Work to be completed:
Find the lines that contain the word "Intel" and copy each one.
━━━
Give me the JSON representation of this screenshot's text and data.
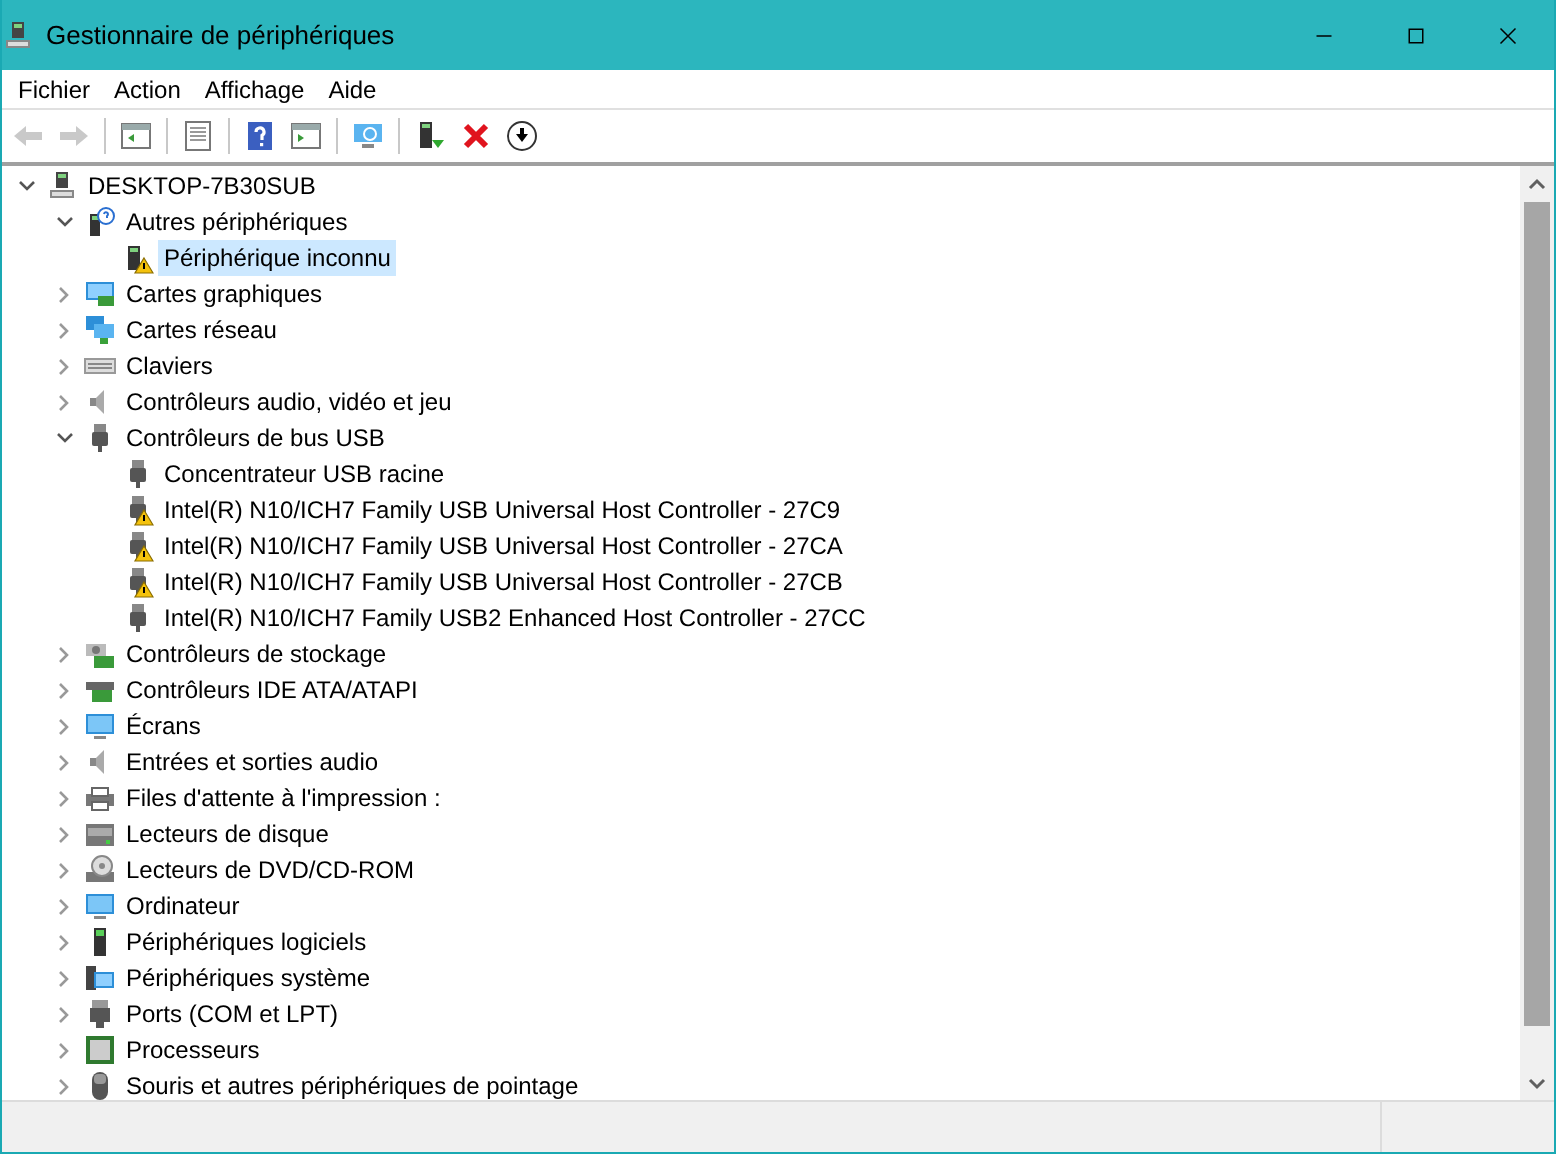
{
  "window": {
    "title": "Gestionnaire de périphériques",
    "controls": [
      {
        "kind": "minimize"
      },
      {
        "kind": "maximize"
      },
      {
        "kind": "close"
      }
    ]
  },
  "menu": [
    {
      "label": "Fichier"
    },
    {
      "label": "Action"
    },
    {
      "label": "Affichage"
    },
    {
      "label": "Aide"
    }
  ],
  "toolbar": [
    {
      "kind": "back",
      "disabled": true
    },
    {
      "kind": "forward",
      "disabled": true
    },
    {
      "kind": "separator"
    },
    {
      "kind": "console",
      "disabled": false
    },
    {
      "kind": "separator"
    },
    {
      "kind": "properties",
      "disabled": false
    },
    {
      "kind": "separator"
    },
    {
      "kind": "help",
      "disabled": false
    },
    {
      "kind": "panel",
      "disabled": false
    },
    {
      "kind": "separator"
    },
    {
      "kind": "scan",
      "disabled": false
    },
    {
      "kind": "separator"
    },
    {
      "kind": "update",
      "disabled": false
    },
    {
      "kind": "uninstall",
      "disabled": false
    },
    {
      "kind": "download",
      "disabled": false
    }
  ],
  "tree": [
    {
      "label": "DESKTOP-7B30SUB",
      "kind": "computer",
      "expanded": true,
      "selected": false,
      "children": [
        {
          "label": "Autres périphériques",
          "kind": "unknown",
          "expanded": true,
          "selected": false,
          "children": [
            {
              "label": "Périphérique inconnu",
              "kind": "device",
              "warning": true,
              "selected": true
            }
          ]
        },
        {
          "label": "Cartes graphiques",
          "kind": "display",
          "expanded": false,
          "selected": false
        },
        {
          "label": "Cartes réseau",
          "kind": "network",
          "expanded": false,
          "selected": false
        },
        {
          "label": "Claviers",
          "kind": "keyboard",
          "expanded": false,
          "selected": false
        },
        {
          "label": "Contrôleurs audio, vidéo et jeu",
          "kind": "audio",
          "expanded": false,
          "selected": false
        },
        {
          "label": "Contrôleurs de bus USB",
          "kind": "usb",
          "expanded": true,
          "selected": false,
          "children": [
            {
              "label": "Concentrateur USB racine",
              "kind": "usb",
              "warning": false,
              "selected": false
            },
            {
              "label": "Intel(R) N10/ICH7 Family USB Universal Host Controller - 27C9",
              "kind": "usb",
              "warning": true,
              "selected": false
            },
            {
              "label": "Intel(R) N10/ICH7 Family USB Universal Host Controller - 27CA",
              "kind": "usb",
              "warning": true,
              "selected": false
            },
            {
              "label": "Intel(R) N10/ICH7 Family USB Universal Host Controller - 27CB",
              "kind": "usb",
              "warning": true,
              "selected": false
            },
            {
              "label": "Intel(R) N10/ICH7 Family USB2 Enhanced Host Controller - 27CC",
              "kind": "usb",
              "warning": false,
              "selected": false
            }
          ]
        },
        {
          "label": "Contrôleurs de stockage",
          "kind": "storage",
          "expanded": false,
          "selected": false
        },
        {
          "label": "Contrôleurs IDE ATA/ATAPI",
          "kind": "ide",
          "expanded": false,
          "selected": false
        },
        {
          "label": "Écrans",
          "kind": "monitor",
          "expanded": false,
          "selected": false
        },
        {
          "label": "Entrées et sorties audio",
          "kind": "audio",
          "expanded": false,
          "selected": false
        },
        {
          "label": "Files d'attente à l'impression :",
          "kind": "printer",
          "expanded": false,
          "selected": false
        },
        {
          "label": "Lecteurs de disque",
          "kind": "disk",
          "expanded": false,
          "selected": false
        },
        {
          "label": "Lecteurs de DVD/CD-ROM",
          "kind": "dvd",
          "expanded": false,
          "selected": false
        },
        {
          "label": "Ordinateur",
          "kind": "monitor",
          "expanded": false,
          "selected": false
        },
        {
          "label": "Périphériques logiciels",
          "kind": "software",
          "expanded": false,
          "selected": false
        },
        {
          "label": "Périphériques système",
          "kind": "system",
          "expanded": false,
          "selected": false
        },
        {
          "label": "Ports (COM et LPT)",
          "kind": "port",
          "expanded": false,
          "selected": false
        },
        {
          "label": "Processeurs",
          "kind": "cpu",
          "expanded": false,
          "selected": false
        },
        {
          "label": "Souris et autres périphériques de pointage",
          "kind": "mouse",
          "expanded": false,
          "selected": false
        }
      ]
    }
  ]
}
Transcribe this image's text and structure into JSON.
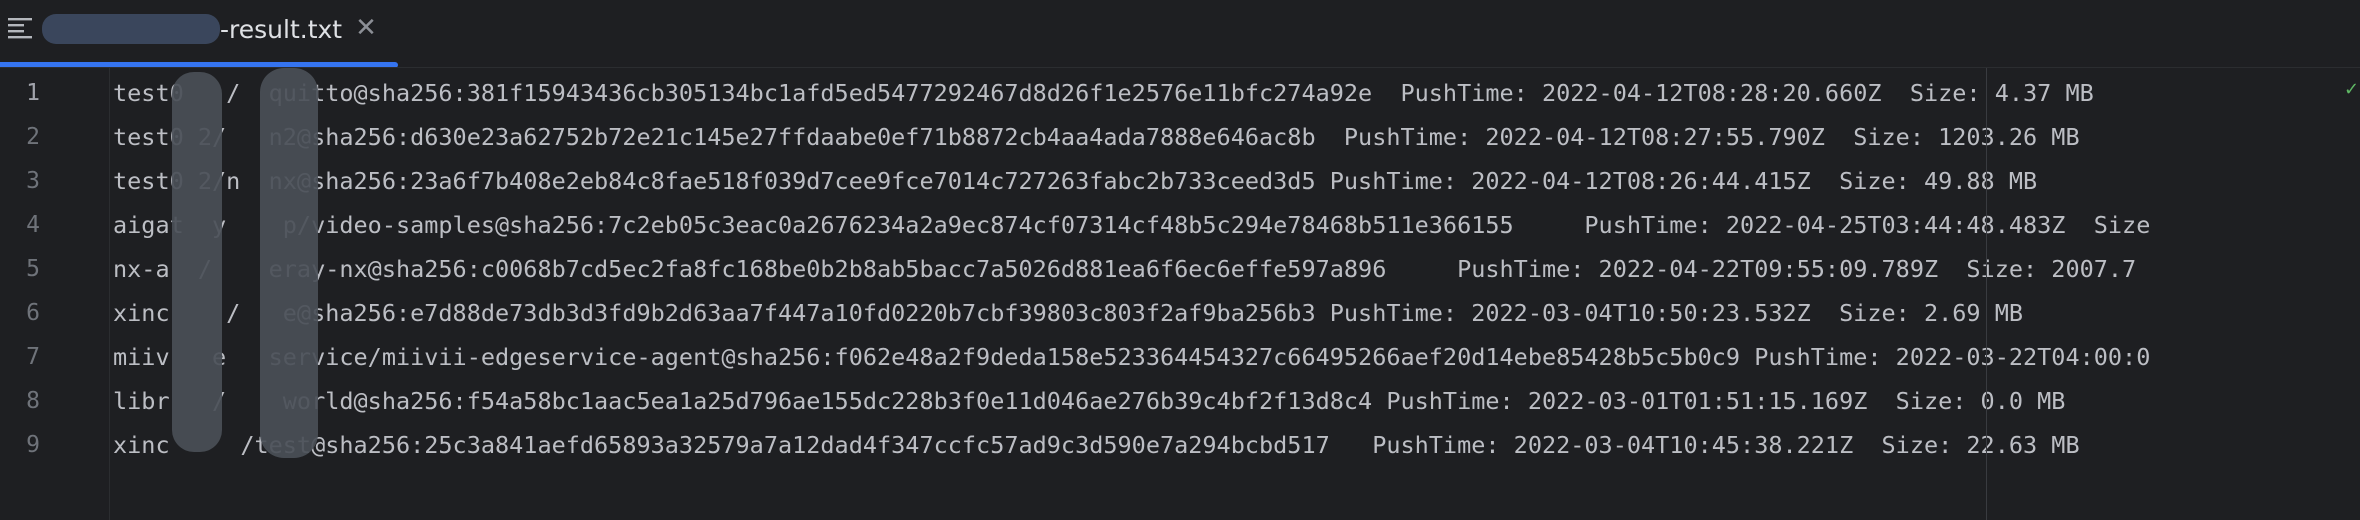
{
  "tab": {
    "title": "-result.txt",
    "icon": "structure-menu-icon",
    "close_icon": "close-icon"
  },
  "editor": {
    "line_numbers": [
      "1",
      "2",
      "3",
      "4",
      "5",
      "6",
      "7",
      "8",
      "9"
    ],
    "lines": [
      "test0   /  quitto@sha256:381f15943436cb305134bc1afd5ed5477292467d8d26f1e2576e11bfc274a92e  PushTime: 2022-04-12T08:28:20.660Z  Size: 4.37 MB",
      "test0 2/   n2@sha256:d630e23a62752b72e21c145e27ffdaabe0ef71b8872cb4aa4ada7888e646ac8b  PushTime: 2022-04-12T08:27:55.790Z  Size: 1203.26 MB",
      "test0 2/n  nx@sha256:23a6f7b408e2eb84c8fae518f039d7cee9fce7014c727263fabc2b733ceed3d5 PushTime: 2022-04-12T08:26:44.415Z  Size: 49.88 MB",
      "aigat  y    p/video-samples@sha256:7c2eb05c3eac0a2676234a2a9ec874cf07314cf48b5c294e78468b511e366155     PushTime: 2022-04-25T03:44:48.483Z  Size",
      "nx-a  /    eray-nx@sha256:c0068b7cd5ec2fa8fc168be0b2b8ab5bacc7a5026d881ea6f6ec6effe597a896     PushTime: 2022-04-22T09:55:09.789Z  Size: 2007.7",
      "xinc    /   e@sha256:e7d88de73db3d3fd9b2d63aa7f447a10fd0220b7cbf39803c803f2af9ba256b3 PushTime: 2022-03-04T10:50:23.532Z  Size: 2.69 MB",
      "miiv   e   service/miivii-edgeservice-agent@sha256:f062e48a2f9deda158e523364454327c66495266aef20d14ebe85428b5c5b0c9 PushTime: 2022-03-22T04:00:0",
      "libr   /    world@sha256:f54a58bc1aac5ea1a25d796ae155dc228b3f0e11d046ae276b39c4bf2f13d8c4 PushTime: 2022-03-01T01:51:15.169Z  Size: 0.0 MB",
      "xinc     /test@sha256:25c3a841aefd65893a32579a7a12dad4f347ccfc57ad9c3d590e7a294bcbd517   PushTime: 2022-03-04T10:45:38.221Z  Size: 22.63 MB"
    ]
  },
  "colors": {
    "background": "#1e1f22",
    "text": "#bcbec4",
    "line_number": "#6f737a",
    "accent": "#3574f0"
  }
}
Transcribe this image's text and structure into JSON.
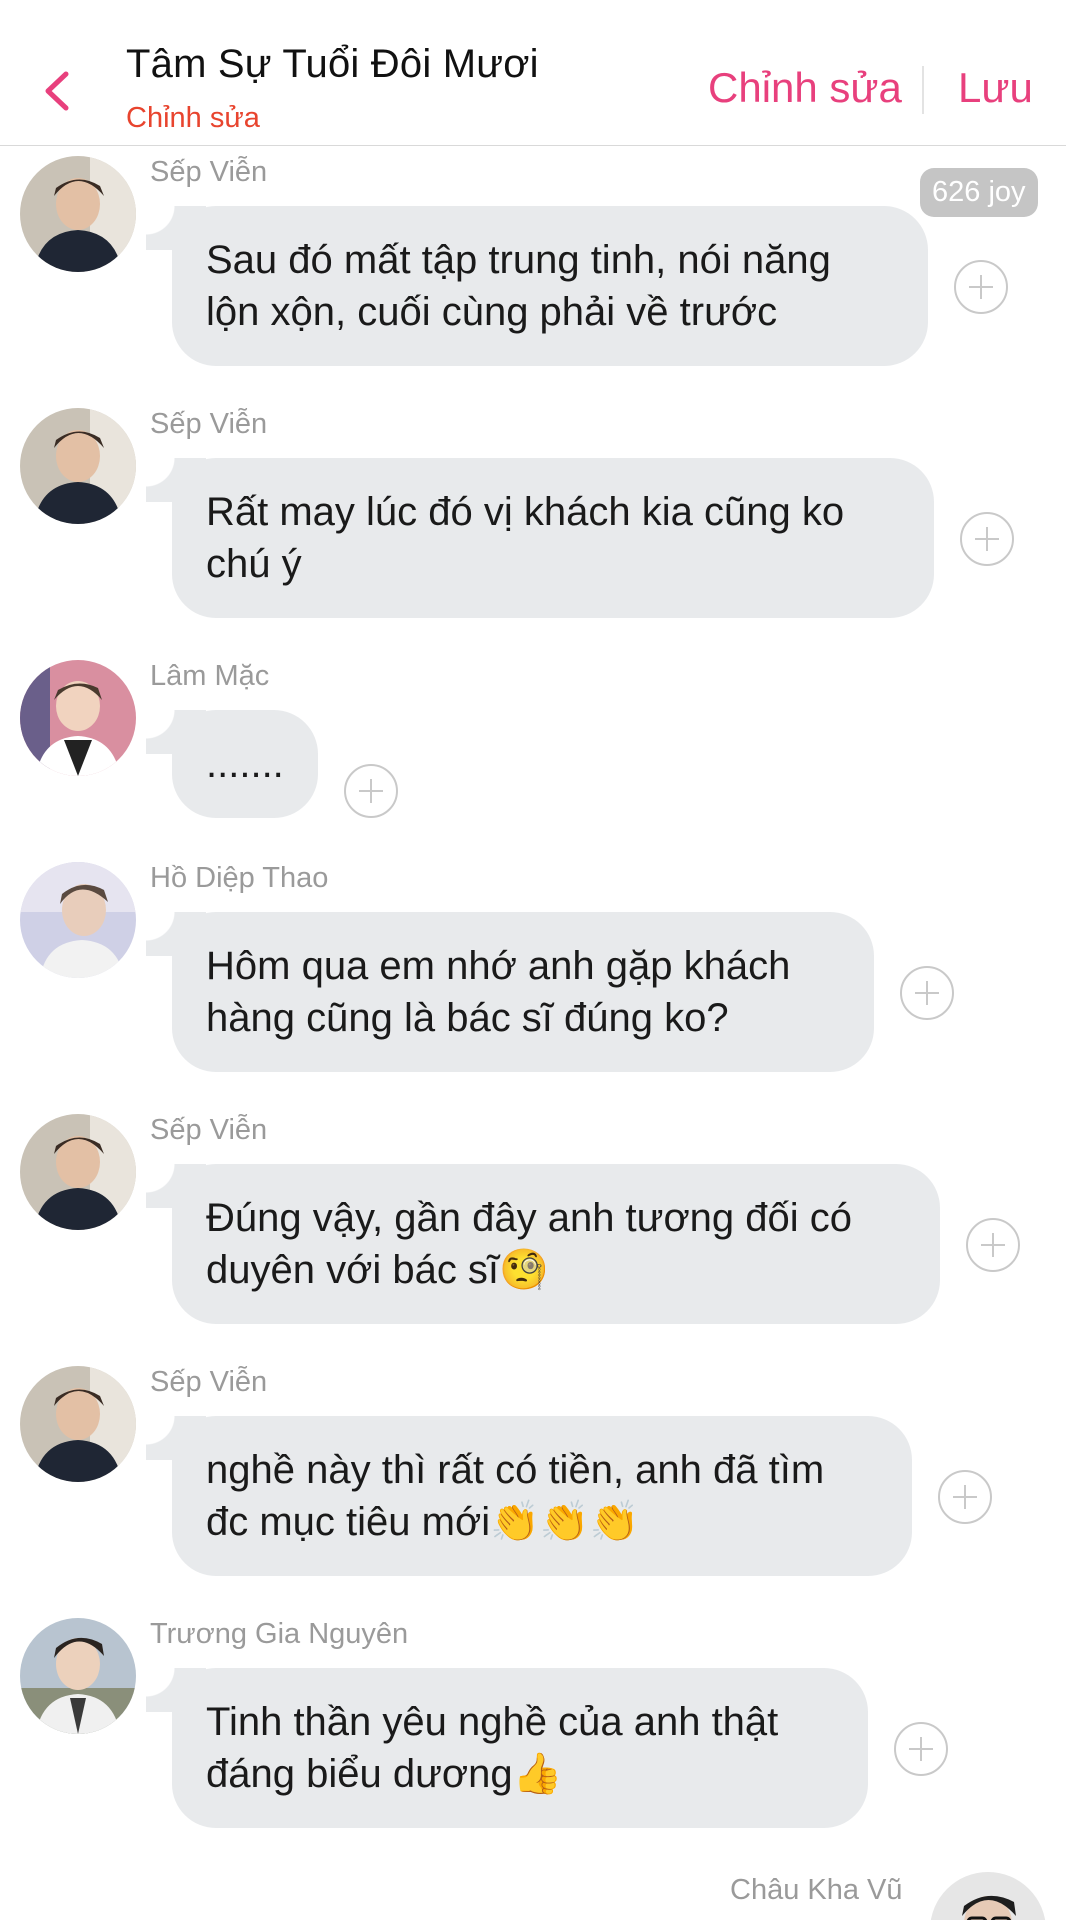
{
  "header": {
    "title": "Tâm Sự Tuổi Đôi Mươi",
    "subtitle": "Chỉnh sửa",
    "edit_label": "Chỉnh sửa",
    "save_label": "Lưu",
    "accent_color": "#e8407d",
    "subtitle_color": "#e8442e"
  },
  "badge": {
    "text": "626 joy"
  },
  "messages": [
    {
      "sender": "Sếp Viễn",
      "text": "Sau đó mất tập trung tinh, nói năng\nlộn xộn, cuối cùng phải về trước",
      "avatar": "avatar-sep-vien"
    },
    {
      "sender": "Sếp Viễn",
      "text": "Rất may lúc đó vị khách kia cũng ko\nchú ý",
      "avatar": "avatar-sep-vien"
    },
    {
      "sender": "Lâm Mặc",
      "text": ".......",
      "avatar": "avatar-lam-mac"
    },
    {
      "sender": "Hồ Diệp Thao",
      "text": "Hôm qua em nhớ anh gặp khách\nhàng cũng là bác sĩ đúng ko?",
      "avatar": "avatar-ho-diep-thao"
    },
    {
      "sender": "Sếp Viễn",
      "text": "Đúng vậy, gần đây anh tương đối có\nduyên với bác sĩ🧐",
      "avatar": "avatar-sep-vien"
    },
    {
      "sender": "Sếp Viễn",
      "text": "nghề này thì rất có tiền, anh đã tìm\nđc mục tiêu mới👏👏👏",
      "avatar": "avatar-sep-vien"
    },
    {
      "sender": "Trương Gia Nguyên",
      "text": "Tinh thần yêu nghề của anh thật\nđáng biểu dương👍",
      "avatar": "avatar-truong-gia-nguyen"
    }
  ],
  "last_message": {
    "sender": "Châu Kha Vũ",
    "avatar": "avatar-chau-kha-vu"
  }
}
━━━
Written reply:
              "label": "Intel(R) N10/ICH7 Family USB Universal Host Controller - 27C9",
              "label": "Intel(R) N10/ICH7 Family USB Universal Host Controller - 27CA",
              "label": "Intel(R) N10/ICH7 Family USB Universal Host Controller - 27CB",
              "label": "Intel(R) N10/ICH7 Family USB2 Enhanced Host Controller - 27CC",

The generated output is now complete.